— Short exercise —
Pull out every line of the rows below and reproduce each one word for word, omitting the pictures.
=-=-=-=-=
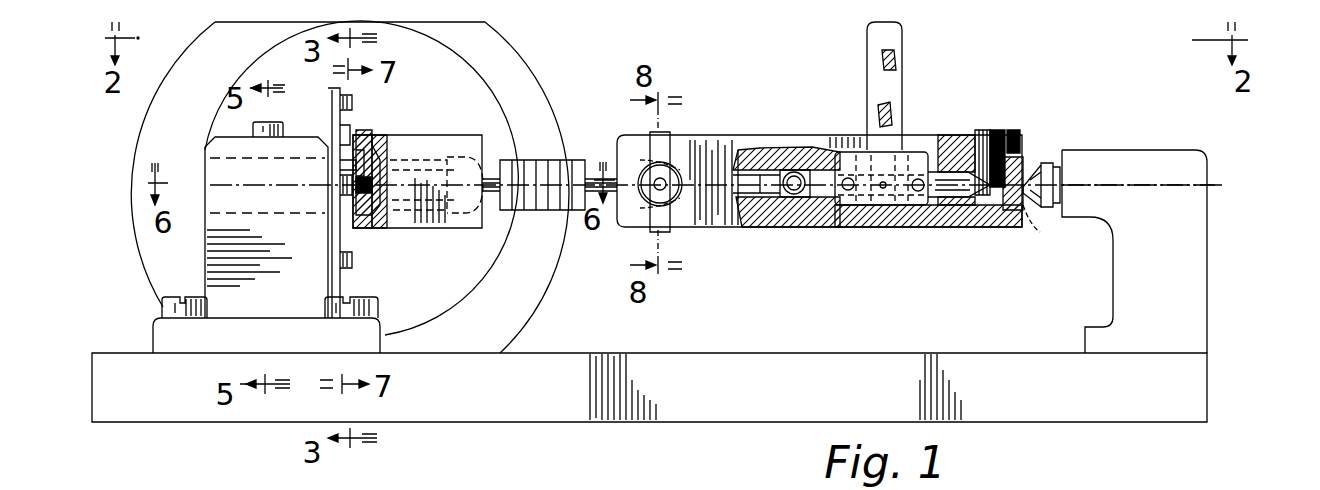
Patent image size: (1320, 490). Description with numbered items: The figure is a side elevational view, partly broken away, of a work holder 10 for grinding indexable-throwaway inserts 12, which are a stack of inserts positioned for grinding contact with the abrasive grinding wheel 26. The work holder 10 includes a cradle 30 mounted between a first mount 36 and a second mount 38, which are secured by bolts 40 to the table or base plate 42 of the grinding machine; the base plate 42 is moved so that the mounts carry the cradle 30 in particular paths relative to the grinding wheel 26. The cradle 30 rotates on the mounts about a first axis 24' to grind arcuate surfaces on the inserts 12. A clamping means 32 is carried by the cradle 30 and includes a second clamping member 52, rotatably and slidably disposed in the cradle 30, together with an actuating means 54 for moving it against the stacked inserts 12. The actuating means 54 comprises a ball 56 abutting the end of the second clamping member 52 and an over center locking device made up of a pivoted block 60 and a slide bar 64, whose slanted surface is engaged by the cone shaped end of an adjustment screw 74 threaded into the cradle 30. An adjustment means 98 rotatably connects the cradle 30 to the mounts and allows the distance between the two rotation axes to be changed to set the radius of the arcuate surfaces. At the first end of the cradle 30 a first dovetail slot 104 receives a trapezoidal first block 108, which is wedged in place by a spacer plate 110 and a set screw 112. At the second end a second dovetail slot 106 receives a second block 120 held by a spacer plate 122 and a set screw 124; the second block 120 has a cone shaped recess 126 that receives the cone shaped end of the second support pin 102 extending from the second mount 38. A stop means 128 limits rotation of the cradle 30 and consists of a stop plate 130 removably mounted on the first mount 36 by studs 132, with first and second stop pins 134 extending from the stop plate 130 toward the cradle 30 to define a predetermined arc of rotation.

The work holder 10 is at (964, 91).
The indexable-throwaway inserts 12 is at (575, 156).
The first axis 24' is at (1134, 162).
The abrasive grinding wheel 26 is at (526, 72).
The cradle 30 is at (755, 135).
The clamping means 32 is at (599, 156).
The first mount 36 is at (205, 265).
The second mount 38 is at (1210, 288).
The bolts 40 is at (162, 306).
The base plate 42 is at (153, 403).
The second clamping member 52 is at (762, 193).
The actuating means 54 is at (858, 136).
The ball 56 is at (795, 172).
The block 60 is at (907, 154).
The slide bar 64 is at (950, 205).
The adjustment screw 74 is at (985, 134).
The adjustment means 98 is at (375, 131).
The second support pin 102 is at (1029, 170).
The first dovetail slot 104 is at (364, 225).
The second dovetail slot 106 is at (1005, 212).
The first block 108 is at (389, 156).
The spacer plate 110 is at (372, 141).
The set screw 112 is at (357, 133).
The second block 120 is at (980, 210).
The spacer plate 122 is at (1033, 155).
The set screw 124 is at (1010, 133).
The cone shaped recess 126 is at (1023, 207).
The stop means 128 is at (325, 99).
The stop plate 130 is at (329, 231).
The studs 132 is at (357, 161).
The stop pins 134 is at (350, 100).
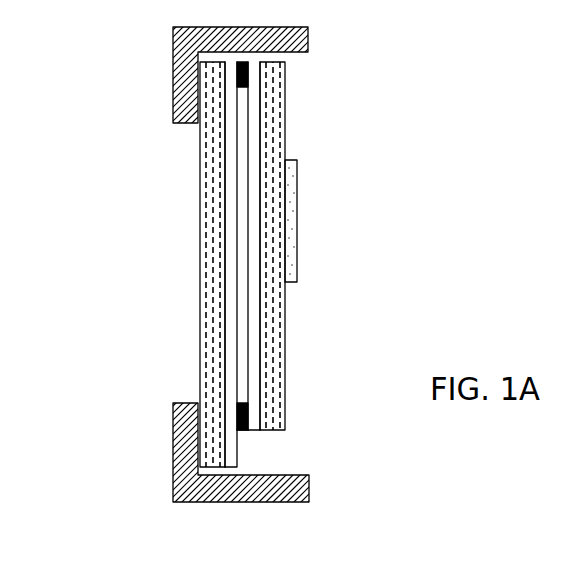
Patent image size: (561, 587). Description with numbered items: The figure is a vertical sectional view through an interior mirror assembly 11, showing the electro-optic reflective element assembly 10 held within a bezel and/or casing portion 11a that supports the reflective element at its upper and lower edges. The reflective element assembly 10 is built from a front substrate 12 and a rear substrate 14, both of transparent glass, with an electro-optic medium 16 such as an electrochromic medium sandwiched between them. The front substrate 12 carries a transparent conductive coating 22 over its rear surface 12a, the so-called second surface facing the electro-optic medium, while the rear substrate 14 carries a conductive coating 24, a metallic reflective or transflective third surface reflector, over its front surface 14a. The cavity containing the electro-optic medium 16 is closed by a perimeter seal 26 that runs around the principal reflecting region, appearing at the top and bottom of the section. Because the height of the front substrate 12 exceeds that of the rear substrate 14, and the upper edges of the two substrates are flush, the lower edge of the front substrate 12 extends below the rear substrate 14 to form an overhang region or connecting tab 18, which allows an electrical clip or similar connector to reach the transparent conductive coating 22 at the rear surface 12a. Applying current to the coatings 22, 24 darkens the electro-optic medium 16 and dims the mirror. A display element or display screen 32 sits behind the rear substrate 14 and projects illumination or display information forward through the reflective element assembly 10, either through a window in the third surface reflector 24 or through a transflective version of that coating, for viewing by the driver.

The electro-optic reflective element assembly 10 is at (418, 113).
The interior mirror assembly 11 is at (219, 289).
The bezel and/or casing portion 11a is at (173, 73).
The front substrate 12 is at (202, 263).
The rear surface of front substrate 12a is at (222, 137).
The rear substrate 14 is at (278, 312).
The front surface of rear substrate 14a is at (262, 130).
The electro-optic medium 16 is at (240, 388).
The overhang region or connecting tab 18 is at (252, 455).
The transparent conductive coating 22 is at (232, 205).
The conductive coating 24 is at (257, 358).
The perimeter seal 26 is at (242, 57).
The display element or display screen 32 is at (297, 213).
=-=-=-=-=
— Result of this exercise —
Patent image size: (1320, 490). Description with numbered items: The figure is a side elevational view, partly broken away, of a work holder 10 for grinding indexable-throwaway inserts 12, which are a stack of inserts positioned for grinding contact with the abrasive grinding wheel 26. The work holder 10 includes a cradle 30 mounted between a first mount 36 and a second mount 38, which are secured by bolts 40 to the table or base plate 42 of the grinding machine; the base plate 42 is moved so that the mounts carry the cradle 30 in particular paths relative to the grinding wheel 26. The cradle 30 rotates on the mounts about a first axis 24' to grind arcuate surfaces on the inserts 12. A clamping means 32 is carried by the cradle 30 and includes a second clamping member 52, rotatably and slidably disposed in the cradle 30, together with an actuating means 54 for moving it against the stacked inserts 12. The actuating means 54 comprises a ball 56 abutting the end of the second clamping member 52 and an over center locking device made up of a pivoted block 60 and a slide bar 64, whose slanted surface is engaged by the cone shaped end of an adjustment screw 74 threaded into the cradle 30. An adjustment means 98 rotatably connects the cradle 30 to the mounts and allows the distance between the two rotation axes to be changed to set the radius of the arcuate surfaces. At the first end of the cradle 30 a first dovetail slot 104 receives a trapezoidal first block 108, which is wedged in place by a spacer plate 110 and a set screw 112. At the second end a second dovetail slot 106 receives a second block 120 held by a spacer plate 122 and a set screw 124; the second block 120 has a cone shaped recess 126 that receives the cone shaped end of the second support pin 102 extending from the second mount 38. A stop means 128 limits rotation of the cradle 30 and consists of a stop plate 130 removably mounted on the first mount 36 by studs 132, with first and second stop pins 134 extending from the stop plate 130 toward the cradle 30 to define a predetermined arc of rotation.

The work holder 10 is at (964, 91).
The indexable-throwaway inserts 12 is at (575, 156).
The first axis 24' is at (1134, 162).
The abrasive grinding wheel 26 is at (526, 72).
The cradle 30 is at (755, 135).
The clamping means 32 is at (599, 156).
The first mount 36 is at (205, 265).
The second mount 38 is at (1210, 288).
The bolts 40 is at (162, 306).
The base plate 42 is at (153, 403).
The second clamping member 52 is at (762, 193).
The actuating means 54 is at (858, 136).
The ball 56 is at (795, 172).
The block 60 is at (907, 154).
The slide bar 64 is at (950, 205).
The adjustment screw 74 is at (985, 134).
The adjustment means 98 is at (375, 131).
The second support pin 102 is at (1029, 170).
The first dovetail slot 104 is at (364, 225).
The second dovetail slot 106 is at (1005, 212).
The first block 108 is at (389, 156).
The spacer plate 110 is at (372, 141).
The set screw 112 is at (357, 133).
The second block 120 is at (980, 210).
The spacer plate 122 is at (1033, 155).
The set screw 124 is at (1010, 133).
The cone shaped recess 126 is at (1023, 207).
The stop means 128 is at (325, 99).
The stop plate 130 is at (329, 231).
The studs 132 is at (357, 161).
The stop pins 134 is at (350, 100).
Patent image size: (561, 587). Description with numbered items: The figure is a vertical sectional view through an interior mirror assembly 11, showing the electro-optic reflective element assembly 10 held within a bezel and/or casing portion 11a that supports the reflective element at its upper and lower edges. The reflective element assembly 10 is built from a front substrate 12 and a rear substrate 14, both of transparent glass, with an electro-optic medium 16 such as an electrochromic medium sandwiched between them. The front substrate 12 carries a transparent conductive coating 22 over its rear surface 12a, the so-called second surface facing the electro-optic medium, while the rear substrate 14 carries a conductive coating 24, a metallic reflective or transflective third surface reflector, over its front surface 14a. The cavity containing the electro-optic medium 16 is closed by a perimeter seal 26 that runs around the principal reflecting region, appearing at the top and bottom of the section. Because the height of the front substrate 12 exceeds that of the rear substrate 14, and the upper edges of the two substrates are flush, the lower edge of the front substrate 12 extends below the rear substrate 14 to form an overhang region or connecting tab 18, which allows an electrical clip or similar connector to reach the transparent conductive coating 22 at the rear surface 12a. Applying current to the coatings 22, 24 darkens the electro-optic medium 16 and dims the mirror. A display element or display screen 32 sits behind the rear substrate 14 and projects illumination or display information forward through the reflective element assembly 10, either through a window in the third surface reflector 24 or through a transflective version of that coating, for viewing by the driver.

The electro-optic reflective element assembly 10 is at (418, 113).
The interior mirror assembly 11 is at (219, 289).
The bezel and/or casing portion 11a is at (173, 73).
The front substrate 12 is at (202, 263).
The rear surface of front substrate 12a is at (222, 137).
The rear substrate 14 is at (278, 312).
The front surface of rear substrate 14a is at (262, 130).
The electro-optic medium 16 is at (240, 388).
The overhang region or connecting tab 18 is at (252, 455).
The transparent conductive coating 22 is at (232, 205).
The conductive coating 24 is at (257, 358).
The perimeter seal 26 is at (242, 57).
The display element or display screen 32 is at (297, 213).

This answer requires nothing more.